### Dataset items

------

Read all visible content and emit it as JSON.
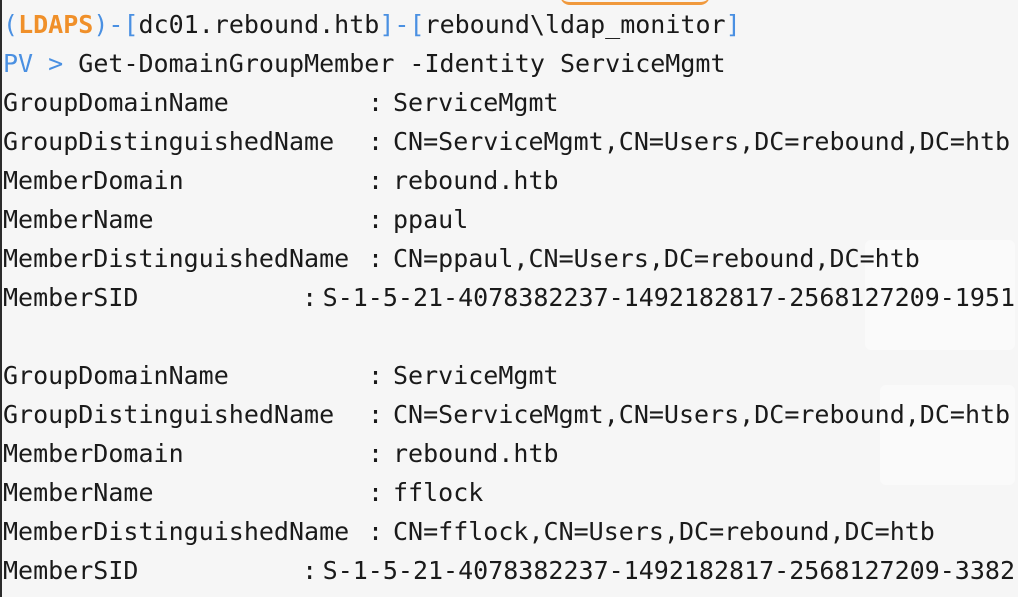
{
  "prompt": {
    "open_paren": "(",
    "ldaps": "LDAPS",
    "close_paren": ")",
    "dash1": "-",
    "lbr1": "[",
    "host": "dc01.rebound.htb",
    "rbr1": "]",
    "dash2": "-",
    "lbr2": "[",
    "user": "rebound\\ldap_monitor",
    "rbr2": "]"
  },
  "command": {
    "shell": "PV",
    "arrow": ">",
    "text": "Get-DomainGroupMember -Identity ServiceMgmt"
  },
  "records": [
    {
      "fields": [
        {
          "key": "GroupDomainName",
          "value": "ServiceMgmt"
        },
        {
          "key": "GroupDistinguishedName",
          "value": "CN=ServiceMgmt,CN=Users,DC=rebound,DC=htb"
        },
        {
          "key": "MemberDomain",
          "value": "rebound.htb"
        },
        {
          "key": "MemberName",
          "value": "ppaul"
        },
        {
          "key": "MemberDistinguishedName",
          "value": "CN=ppaul,CN=Users,DC=rebound,DC=htb"
        },
        {
          "key": "MemberSID",
          "value": "S-1-5-21-4078382237-1492182817-2568127209-1951"
        }
      ]
    },
    {
      "fields": [
        {
          "key": "GroupDomainName",
          "value": "ServiceMgmt"
        },
        {
          "key": "GroupDistinguishedName",
          "value": "CN=ServiceMgmt,CN=Users,DC=rebound,DC=htb"
        },
        {
          "key": "MemberDomain",
          "value": "rebound.htb"
        },
        {
          "key": "MemberName",
          "value": "fflock"
        },
        {
          "key": "MemberDistinguishedName",
          "value": "CN=fflock,CN=Users,DC=rebound,DC=htb"
        },
        {
          "key": "MemberSID",
          "value": "S-1-5-21-4078382237-1492182817-2568127209-3382"
        }
      ]
    }
  ],
  "separator": ":",
  "colors": {
    "background": "#f6f6f6",
    "text": "#1a1a1a",
    "accent_blue": "#4a90e2",
    "accent_orange": "#f0902a"
  }
}
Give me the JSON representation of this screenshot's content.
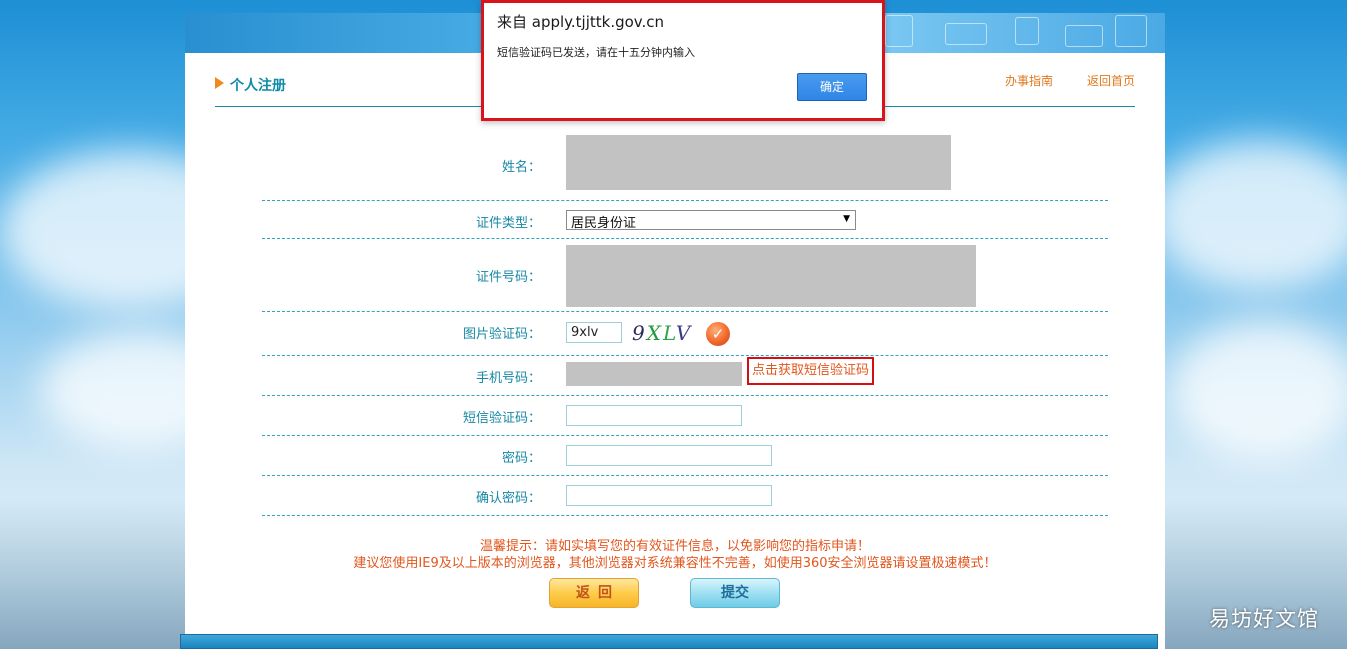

------

### WORK INSTRUCTIONS
Omit every picture, then repeat the remaining data exactly as it appears above.

### ANSWER TO THIS EXERCISE
Read all visible content and emit it as JSON.
{
  "prompt": {
    "open_paren": "(",
    "ldaps": "LDAPS",
    "close_paren": ")",
    "dash1": "-",
    "lbr1": "[",
    "host": "dc01.rebound.htb",
    "rbr1": "]",
    "dash2": "-",
    "lbr2": "[",
    "user": "rebound\\ldap_monitor",
    "rbr2": "]"
  },
  "command": {
    "shell": "PV",
    "arrow": ">",
    "text": "Get-DomainGroupMember -Identity ServiceMgmt"
  },
  "records": [
    {
      "fields": [
        {
          "key": "GroupDomainName",
          "value": "ServiceMgmt"
        },
        {
          "key": "GroupDistinguishedName",
          "value": "CN=ServiceMgmt,CN=Users,DC=rebound,DC=htb"
        },
        {
          "key": "MemberDomain",
          "value": "rebound.htb"
        },
        {
          "key": "MemberName",
          "value": "ppaul"
        },
        {
          "key": "MemberDistinguishedName",
          "value": "CN=ppaul,CN=Users,DC=rebound,DC=htb"
        },
        {
          "key": "MemberSID",
          "value": "S-1-5-21-4078382237-1492182817-2568127209-1951"
        }
      ]
    },
    {
      "fields": [
        {
          "key": "GroupDomainName",
          "value": "ServiceMgmt"
        },
        {
          "key": "GroupDistinguishedName",
          "value": "CN=ServiceMgmt,CN=Users,DC=rebound,DC=htb"
        },
        {
          "key": "MemberDomain",
          "value": "rebound.htb"
        },
        {
          "key": "MemberName",
          "value": "fflock"
        },
        {
          "key": "MemberDistinguishedName",
          "value": "CN=fflock,CN=Users,DC=rebound,DC=htb"
        },
        {
          "key": "MemberSID",
          "value": "S-1-5-21-4078382237-1492182817-2568127209-3382"
        }
      ]
    }
  ],
  "separator": ":",
  "colors": {
    "background": "#f6f6f6",
    "text": "#1a1a1a",
    "accent_blue": "#4a90e2",
    "accent_orange": "#f0902a"
  }
}
Give me the JSON representation of this screenshot's content.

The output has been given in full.